TASK OBJECTIVE: Report how many lines contain "name", with no other words.

AVAILABLE DATA:
********************

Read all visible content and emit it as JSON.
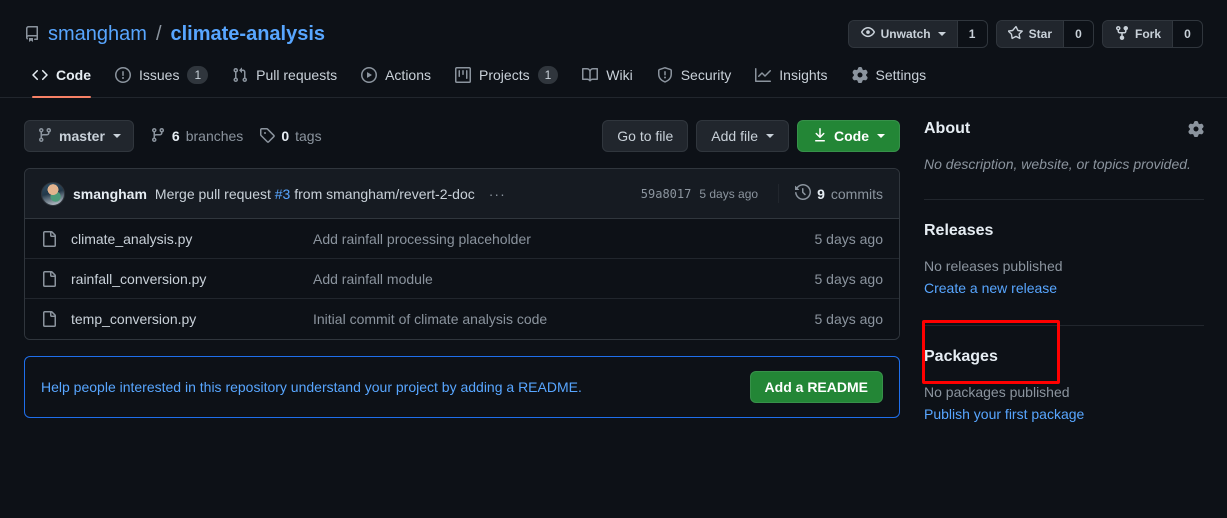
{
  "repo": {
    "owner": "smangham",
    "name": "climate-analysis",
    "icon": "repo-icon"
  },
  "header_actions": {
    "watch": {
      "label": "Unwatch",
      "count": "1",
      "icon": "eye-icon"
    },
    "star": {
      "label": "Star",
      "count": "0",
      "icon": "star-icon"
    },
    "fork": {
      "label": "Fork",
      "count": "0",
      "icon": "fork-icon"
    }
  },
  "nav": {
    "tabs": [
      {
        "label": "Code",
        "icon": "code-icon",
        "count": null,
        "selected": true
      },
      {
        "label": "Issues",
        "icon": "issue-icon",
        "count": "1",
        "selected": false
      },
      {
        "label": "Pull requests",
        "icon": "pr-icon",
        "count": null,
        "selected": false
      },
      {
        "label": "Actions",
        "icon": "play-icon",
        "count": null,
        "selected": false
      },
      {
        "label": "Projects",
        "icon": "project-icon",
        "count": "1",
        "selected": false
      },
      {
        "label": "Wiki",
        "icon": "book-icon",
        "count": null,
        "selected": false
      },
      {
        "label": "Security",
        "icon": "shield-icon",
        "count": null,
        "selected": false
      },
      {
        "label": "Insights",
        "icon": "graph-icon",
        "count": null,
        "selected": false
      },
      {
        "label": "Settings",
        "icon": "gear-icon",
        "count": null,
        "selected": false
      }
    ]
  },
  "branch_bar": {
    "branch": "master",
    "branches_count": "6",
    "branches_label": "branches",
    "tags_count": "0",
    "tags_label": "tags",
    "go_to_file": "Go to file",
    "add_file": "Add file",
    "code": "Code"
  },
  "latest_commit": {
    "author": "smangham",
    "message_prefix": "Merge pull request ",
    "pr_number": "#3",
    "message_suffix": " from smangham/revert-2-doc",
    "more": "···",
    "sha": "59a8017",
    "date": "5 days ago",
    "commits_count": "9",
    "commits_label": "commits"
  },
  "files": [
    {
      "name": "climate_analysis.py",
      "message": "Add rainfall processing placeholder",
      "age": "5 days ago"
    },
    {
      "name": "rainfall_conversion.py",
      "message": "Add rainfall module",
      "age": "5 days ago"
    },
    {
      "name": "temp_conversion.py",
      "message": "Initial commit of climate analysis code",
      "age": "5 days ago"
    }
  ],
  "readme_banner": {
    "text": "Help people interested in this repository understand your project by adding a README.",
    "button": "Add a README"
  },
  "sidebar": {
    "about": {
      "title": "About",
      "description": "No description, website, or topics provided.",
      "settings_icon": "gear-icon"
    },
    "releases": {
      "title": "Releases",
      "empty": "No releases published",
      "link": "Create a new release"
    },
    "packages": {
      "title": "Packages",
      "empty": "No packages published",
      "link": "Publish your first package"
    }
  },
  "colors": {
    "background": "#0d1117",
    "accent_link": "#58a6ff",
    "active_tab_underline": "#f78166",
    "green_button": "#238636",
    "border": "#30363d",
    "banner_border": "#1f6feb",
    "annotation": "#ff0000"
  }
}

********************

TASK OUTPUT: 4